(Dataset entries on figures)
···
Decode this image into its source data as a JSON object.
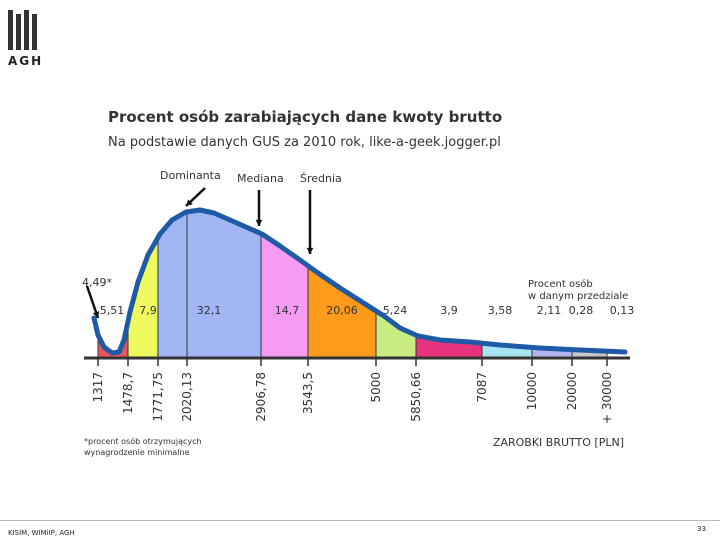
{
  "slide": {
    "logo_text": "AGH",
    "footer_left": "KISIM, WIMiIP, AGH",
    "page_number": "33"
  },
  "colors": {
    "curve": "#1f5aa6",
    "bins": [
      "#e8555a",
      "#eefa5e",
      "#a1b6f5",
      "#a1b6f5",
      "#f59cf2",
      "#ff9a1a",
      "#c8ec82",
      "#e8347e",
      "#a8e4f2",
      "#b3b3f0",
      "#c8c8c8"
    ]
  },
  "chart_data": {
    "type": "area",
    "title": "Procent osób zarabiających dane kwoty brutto",
    "subtitle": "Na podstawie danych GUS za 2010 rok, like-a-geek.jogger.pl",
    "xlabel": "ZAROBKI BRUTTO [PLN]",
    "x_ticks": [
      "1317",
      "1478,7",
      "1771,75",
      "2020,13",
      "2906,78",
      "3543,5",
      "5000",
      "5850,66",
      "7087",
      "10000",
      "20000",
      "+ 30000"
    ],
    "bins": [
      {
        "from": "1317",
        "to": "1478,7",
        "value_label": "5,51"
      },
      {
        "from": "1478,7",
        "to": "1771,75",
        "value_label": "7,9"
      },
      {
        "from": "1771,75",
        "to": "2906,78",
        "value_label": "32,1"
      },
      {
        "from": "2906,78",
        "to": "3543,5",
        "value_label": "14,7"
      },
      {
        "from": "3543,5",
        "to": "5000",
        "value_label": "20,06"
      },
      {
        "from": "5000",
        "to": "5850,66",
        "value_label": "5,24"
      },
      {
        "from": "5850,66",
        "to": "7087",
        "value_label": "3,9"
      },
      {
        "from": "7087",
        "to": "10000",
        "value_label": "3,58"
      },
      {
        "from": "10000",
        "to": "20000",
        "value_label": "2,11"
      },
      {
        "from": "20000",
        "to": "+ 30000",
        "value_label": "0,28"
      },
      {
        "from": "+ 30000",
        "to": "",
        "value_label": "0,13"
      }
    ],
    "first_value_label": "4,49*",
    "annotations": {
      "dominanta": "Dominanta",
      "mediana": "Mediana",
      "srednia": "Średnia",
      "legend_note": [
        "Procent osób",
        "w danym przedziale"
      ],
      "footnote": [
        "*procent osób otrzymujących",
        "wynagrodzenie minimalne"
      ]
    }
  }
}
···
§ **Your goal**: The records above are to be reproduced exactly; the pictures are to be left out.

§ **Worked solution**:
Decode this image into its source data as a JSON object.
{
  "slide": {
    "logo_text": "AGH",
    "footer_left": "KISIM, WIMiIP, AGH",
    "page_number": "33"
  },
  "colors": {
    "curve": "#1f5aa6",
    "bins": [
      "#e8555a",
      "#eefa5e",
      "#a1b6f5",
      "#a1b6f5",
      "#f59cf2",
      "#ff9a1a",
      "#c8ec82",
      "#e8347e",
      "#a8e4f2",
      "#b3b3f0",
      "#c8c8c8"
    ]
  },
  "chart_data": {
    "type": "area",
    "title": "Procent osób zarabiających dane kwoty brutto",
    "subtitle": "Na podstawie danych GUS za 2010 rok, like-a-geek.jogger.pl",
    "xlabel": "ZAROBKI BRUTTO [PLN]",
    "x_ticks": [
      "1317",
      "1478,7",
      "1771,75",
      "2020,13",
      "2906,78",
      "3543,5",
      "5000",
      "5850,66",
      "7087",
      "10000",
      "20000",
      "+ 30000"
    ],
    "bins": [
      {
        "from": "1317",
        "to": "1478,7",
        "value_label": "5,51"
      },
      {
        "from": "1478,7",
        "to": "1771,75",
        "value_label": "7,9"
      },
      {
        "from": "1771,75",
        "to": "2906,78",
        "value_label": "32,1"
      },
      {
        "from": "2906,78",
        "to": "3543,5",
        "value_label": "14,7"
      },
      {
        "from": "3543,5",
        "to": "5000",
        "value_label": "20,06"
      },
      {
        "from": "5000",
        "to": "5850,66",
        "value_label": "5,24"
      },
      {
        "from": "5850,66",
        "to": "7087",
        "value_label": "3,9"
      },
      {
        "from": "7087",
        "to": "10000",
        "value_label": "3,58"
      },
      {
        "from": "10000",
        "to": "20000",
        "value_label": "2,11"
      },
      {
        "from": "20000",
        "to": "+ 30000",
        "value_label": "0,28"
      },
      {
        "from": "+ 30000",
        "to": "",
        "value_label": "0,13"
      }
    ],
    "first_value_label": "4,49*",
    "annotations": {
      "dominanta": "Dominanta",
      "mediana": "Mediana",
      "srednia": "Średnia",
      "legend_note": [
        "Procent osób",
        "w danym przedziale"
      ],
      "footnote": [
        "*procent osób otrzymujących",
        "wynagrodzenie minimalne"
      ]
    }
  }
}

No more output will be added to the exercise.